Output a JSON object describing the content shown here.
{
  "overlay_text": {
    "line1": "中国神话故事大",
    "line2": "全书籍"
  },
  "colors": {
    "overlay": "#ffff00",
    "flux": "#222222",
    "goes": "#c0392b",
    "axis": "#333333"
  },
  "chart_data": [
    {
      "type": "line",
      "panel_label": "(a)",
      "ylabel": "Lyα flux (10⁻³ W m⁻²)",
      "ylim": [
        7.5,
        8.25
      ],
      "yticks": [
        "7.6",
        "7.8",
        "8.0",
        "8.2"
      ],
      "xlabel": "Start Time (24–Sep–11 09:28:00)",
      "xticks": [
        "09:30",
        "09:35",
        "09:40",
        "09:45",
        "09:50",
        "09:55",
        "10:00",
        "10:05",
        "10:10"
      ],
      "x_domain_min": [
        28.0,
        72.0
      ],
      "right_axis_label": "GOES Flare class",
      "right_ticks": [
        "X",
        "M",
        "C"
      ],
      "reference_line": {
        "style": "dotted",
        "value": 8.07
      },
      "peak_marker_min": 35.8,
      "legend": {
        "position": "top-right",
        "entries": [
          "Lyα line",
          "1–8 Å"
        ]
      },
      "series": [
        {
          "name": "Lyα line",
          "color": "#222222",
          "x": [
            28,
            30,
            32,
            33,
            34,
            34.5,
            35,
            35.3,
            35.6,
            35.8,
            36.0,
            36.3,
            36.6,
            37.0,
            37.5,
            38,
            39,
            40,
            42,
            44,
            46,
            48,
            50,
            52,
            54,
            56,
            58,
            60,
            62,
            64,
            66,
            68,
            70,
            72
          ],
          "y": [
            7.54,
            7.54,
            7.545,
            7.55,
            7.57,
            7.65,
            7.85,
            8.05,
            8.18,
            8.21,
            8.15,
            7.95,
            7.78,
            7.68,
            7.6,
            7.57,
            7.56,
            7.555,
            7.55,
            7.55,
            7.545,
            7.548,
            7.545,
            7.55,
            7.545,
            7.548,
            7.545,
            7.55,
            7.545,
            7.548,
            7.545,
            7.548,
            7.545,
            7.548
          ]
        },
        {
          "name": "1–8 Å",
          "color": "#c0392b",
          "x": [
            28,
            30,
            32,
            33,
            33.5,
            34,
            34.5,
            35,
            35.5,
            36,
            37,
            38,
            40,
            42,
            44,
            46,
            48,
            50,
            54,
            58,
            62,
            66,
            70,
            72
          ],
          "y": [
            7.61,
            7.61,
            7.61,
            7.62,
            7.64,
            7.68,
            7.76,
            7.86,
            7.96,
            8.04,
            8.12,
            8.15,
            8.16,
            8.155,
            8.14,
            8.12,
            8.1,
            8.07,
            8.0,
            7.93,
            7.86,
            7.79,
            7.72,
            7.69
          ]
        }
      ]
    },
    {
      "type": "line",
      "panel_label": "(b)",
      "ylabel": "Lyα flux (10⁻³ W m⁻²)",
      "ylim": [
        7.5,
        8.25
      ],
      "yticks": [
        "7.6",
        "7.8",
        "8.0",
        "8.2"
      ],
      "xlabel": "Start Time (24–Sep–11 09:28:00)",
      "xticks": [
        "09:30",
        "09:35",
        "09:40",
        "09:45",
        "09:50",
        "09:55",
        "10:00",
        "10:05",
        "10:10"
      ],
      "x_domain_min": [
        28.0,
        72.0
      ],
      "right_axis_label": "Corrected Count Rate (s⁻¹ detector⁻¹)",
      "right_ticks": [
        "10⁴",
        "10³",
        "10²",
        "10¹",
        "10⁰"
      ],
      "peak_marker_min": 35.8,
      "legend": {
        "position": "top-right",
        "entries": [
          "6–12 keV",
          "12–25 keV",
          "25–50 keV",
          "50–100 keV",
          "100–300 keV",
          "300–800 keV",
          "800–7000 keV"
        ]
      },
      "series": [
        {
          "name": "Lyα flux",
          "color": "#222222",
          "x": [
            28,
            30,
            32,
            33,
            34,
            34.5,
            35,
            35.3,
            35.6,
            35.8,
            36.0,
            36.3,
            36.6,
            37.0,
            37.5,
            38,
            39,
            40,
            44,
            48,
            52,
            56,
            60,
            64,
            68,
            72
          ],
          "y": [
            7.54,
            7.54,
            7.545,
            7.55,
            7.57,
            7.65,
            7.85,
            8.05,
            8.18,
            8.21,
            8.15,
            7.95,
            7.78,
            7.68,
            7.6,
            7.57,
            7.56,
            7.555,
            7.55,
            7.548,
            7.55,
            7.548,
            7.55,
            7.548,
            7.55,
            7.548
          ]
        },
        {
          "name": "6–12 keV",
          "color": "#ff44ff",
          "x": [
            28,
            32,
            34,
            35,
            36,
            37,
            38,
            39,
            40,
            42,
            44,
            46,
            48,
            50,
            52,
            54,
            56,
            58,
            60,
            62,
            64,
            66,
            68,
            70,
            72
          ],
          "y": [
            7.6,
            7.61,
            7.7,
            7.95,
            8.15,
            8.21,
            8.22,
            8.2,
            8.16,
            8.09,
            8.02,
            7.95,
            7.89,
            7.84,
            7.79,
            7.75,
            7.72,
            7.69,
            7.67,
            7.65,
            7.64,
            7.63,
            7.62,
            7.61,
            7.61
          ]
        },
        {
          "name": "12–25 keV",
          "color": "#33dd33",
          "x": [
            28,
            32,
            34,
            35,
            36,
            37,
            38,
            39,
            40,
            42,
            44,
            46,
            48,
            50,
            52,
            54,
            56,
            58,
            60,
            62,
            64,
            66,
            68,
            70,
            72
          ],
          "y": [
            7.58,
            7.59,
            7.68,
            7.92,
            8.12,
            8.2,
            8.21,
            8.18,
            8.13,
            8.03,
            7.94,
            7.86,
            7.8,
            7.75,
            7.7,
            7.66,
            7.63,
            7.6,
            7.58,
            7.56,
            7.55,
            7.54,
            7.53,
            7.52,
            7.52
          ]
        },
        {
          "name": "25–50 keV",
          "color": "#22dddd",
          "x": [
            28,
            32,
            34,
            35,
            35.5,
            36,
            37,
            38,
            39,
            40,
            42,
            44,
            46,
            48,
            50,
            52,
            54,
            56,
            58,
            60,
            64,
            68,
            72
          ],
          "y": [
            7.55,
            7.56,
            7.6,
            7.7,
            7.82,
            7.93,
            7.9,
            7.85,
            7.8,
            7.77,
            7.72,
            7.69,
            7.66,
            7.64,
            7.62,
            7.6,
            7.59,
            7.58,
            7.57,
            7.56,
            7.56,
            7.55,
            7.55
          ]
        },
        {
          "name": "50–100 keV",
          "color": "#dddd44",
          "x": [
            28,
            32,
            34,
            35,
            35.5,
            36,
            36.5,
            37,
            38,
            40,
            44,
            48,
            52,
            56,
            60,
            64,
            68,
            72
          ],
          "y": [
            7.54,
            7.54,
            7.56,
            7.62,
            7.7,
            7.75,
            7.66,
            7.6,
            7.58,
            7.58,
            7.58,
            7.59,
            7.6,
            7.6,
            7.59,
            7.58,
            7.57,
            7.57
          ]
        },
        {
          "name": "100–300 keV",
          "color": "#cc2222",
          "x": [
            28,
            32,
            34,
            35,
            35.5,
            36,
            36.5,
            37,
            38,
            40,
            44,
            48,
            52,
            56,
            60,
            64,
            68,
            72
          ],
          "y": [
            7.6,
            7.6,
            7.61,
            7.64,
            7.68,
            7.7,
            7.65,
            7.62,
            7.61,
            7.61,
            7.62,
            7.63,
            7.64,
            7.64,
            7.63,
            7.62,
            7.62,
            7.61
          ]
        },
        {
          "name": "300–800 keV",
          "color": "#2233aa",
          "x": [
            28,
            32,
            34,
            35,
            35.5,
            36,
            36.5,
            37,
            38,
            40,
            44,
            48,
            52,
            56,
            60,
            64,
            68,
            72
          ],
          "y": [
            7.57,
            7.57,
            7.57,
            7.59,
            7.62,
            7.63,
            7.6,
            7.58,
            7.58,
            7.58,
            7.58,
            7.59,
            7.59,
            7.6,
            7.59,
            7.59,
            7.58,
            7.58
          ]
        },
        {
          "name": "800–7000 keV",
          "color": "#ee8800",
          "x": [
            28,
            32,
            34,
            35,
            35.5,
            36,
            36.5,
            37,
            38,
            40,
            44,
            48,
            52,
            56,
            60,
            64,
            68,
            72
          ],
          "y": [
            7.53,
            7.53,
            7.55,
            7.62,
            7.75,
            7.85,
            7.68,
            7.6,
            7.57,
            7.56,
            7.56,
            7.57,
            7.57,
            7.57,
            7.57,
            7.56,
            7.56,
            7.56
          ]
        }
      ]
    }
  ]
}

═══

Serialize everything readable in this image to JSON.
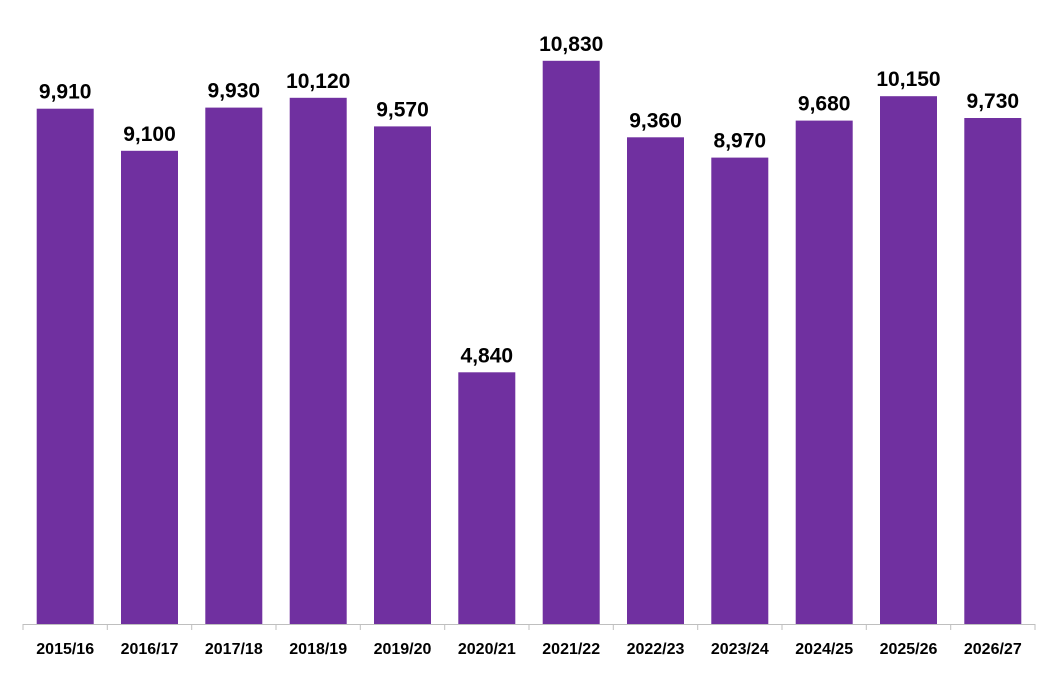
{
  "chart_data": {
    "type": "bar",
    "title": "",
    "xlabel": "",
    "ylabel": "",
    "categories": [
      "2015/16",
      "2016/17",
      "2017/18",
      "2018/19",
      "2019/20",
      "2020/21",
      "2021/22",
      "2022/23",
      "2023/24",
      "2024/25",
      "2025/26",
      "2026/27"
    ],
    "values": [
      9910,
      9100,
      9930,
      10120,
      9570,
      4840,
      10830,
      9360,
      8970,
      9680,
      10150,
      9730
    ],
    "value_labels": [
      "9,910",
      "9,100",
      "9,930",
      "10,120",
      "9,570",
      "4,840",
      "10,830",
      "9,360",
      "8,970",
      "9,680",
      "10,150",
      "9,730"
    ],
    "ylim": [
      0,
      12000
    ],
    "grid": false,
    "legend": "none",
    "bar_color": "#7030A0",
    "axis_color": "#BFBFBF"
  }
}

═══

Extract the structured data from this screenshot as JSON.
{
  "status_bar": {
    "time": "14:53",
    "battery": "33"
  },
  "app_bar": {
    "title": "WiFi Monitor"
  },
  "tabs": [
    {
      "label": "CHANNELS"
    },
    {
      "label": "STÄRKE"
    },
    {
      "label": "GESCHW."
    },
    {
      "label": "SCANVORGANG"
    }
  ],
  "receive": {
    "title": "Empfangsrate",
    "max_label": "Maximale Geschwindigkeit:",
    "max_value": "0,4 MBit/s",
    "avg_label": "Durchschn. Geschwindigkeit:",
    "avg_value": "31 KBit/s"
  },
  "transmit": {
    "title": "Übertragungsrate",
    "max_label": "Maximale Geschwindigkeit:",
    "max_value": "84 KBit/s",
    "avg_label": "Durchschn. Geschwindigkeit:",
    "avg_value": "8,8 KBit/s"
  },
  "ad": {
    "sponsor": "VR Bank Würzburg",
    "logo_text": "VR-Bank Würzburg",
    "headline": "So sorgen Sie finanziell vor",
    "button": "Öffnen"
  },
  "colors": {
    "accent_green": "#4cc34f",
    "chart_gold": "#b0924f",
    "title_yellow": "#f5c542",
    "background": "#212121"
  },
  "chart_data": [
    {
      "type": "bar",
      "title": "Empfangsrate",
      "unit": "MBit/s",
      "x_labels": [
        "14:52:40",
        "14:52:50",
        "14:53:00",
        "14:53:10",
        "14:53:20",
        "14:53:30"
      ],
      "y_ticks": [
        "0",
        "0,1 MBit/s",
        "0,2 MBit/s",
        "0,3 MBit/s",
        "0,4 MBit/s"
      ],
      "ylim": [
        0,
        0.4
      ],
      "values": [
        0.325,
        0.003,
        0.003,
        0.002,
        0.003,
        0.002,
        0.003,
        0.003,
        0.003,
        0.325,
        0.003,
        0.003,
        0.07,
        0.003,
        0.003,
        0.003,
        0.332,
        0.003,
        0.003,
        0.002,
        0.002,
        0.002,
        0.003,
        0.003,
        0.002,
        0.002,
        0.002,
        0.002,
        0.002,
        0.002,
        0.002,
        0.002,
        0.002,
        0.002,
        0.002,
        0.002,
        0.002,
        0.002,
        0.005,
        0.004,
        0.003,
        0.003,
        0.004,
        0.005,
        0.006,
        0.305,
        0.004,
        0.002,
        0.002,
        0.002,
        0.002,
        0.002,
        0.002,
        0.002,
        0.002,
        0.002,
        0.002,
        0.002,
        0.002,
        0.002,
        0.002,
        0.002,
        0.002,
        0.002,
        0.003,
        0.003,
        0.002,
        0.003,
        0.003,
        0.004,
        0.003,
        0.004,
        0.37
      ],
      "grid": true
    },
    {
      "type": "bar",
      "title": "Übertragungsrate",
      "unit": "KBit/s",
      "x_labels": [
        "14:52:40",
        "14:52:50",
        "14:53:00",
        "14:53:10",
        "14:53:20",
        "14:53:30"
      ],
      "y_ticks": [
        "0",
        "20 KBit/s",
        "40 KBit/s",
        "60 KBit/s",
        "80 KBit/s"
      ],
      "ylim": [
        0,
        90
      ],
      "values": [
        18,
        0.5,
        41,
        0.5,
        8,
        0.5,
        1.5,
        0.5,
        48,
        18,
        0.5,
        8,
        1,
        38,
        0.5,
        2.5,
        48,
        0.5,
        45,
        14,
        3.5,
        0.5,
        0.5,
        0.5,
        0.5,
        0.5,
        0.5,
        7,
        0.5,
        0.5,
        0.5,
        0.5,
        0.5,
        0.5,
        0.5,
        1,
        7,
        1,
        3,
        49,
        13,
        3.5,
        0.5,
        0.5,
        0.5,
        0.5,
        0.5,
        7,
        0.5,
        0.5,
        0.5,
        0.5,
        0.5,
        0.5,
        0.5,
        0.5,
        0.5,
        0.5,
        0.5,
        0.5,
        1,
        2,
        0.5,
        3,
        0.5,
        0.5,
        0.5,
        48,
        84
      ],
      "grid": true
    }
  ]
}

═══

What is needed> State how many lines of the records above contain "this", with no words besides the number.

Solved exercise> 2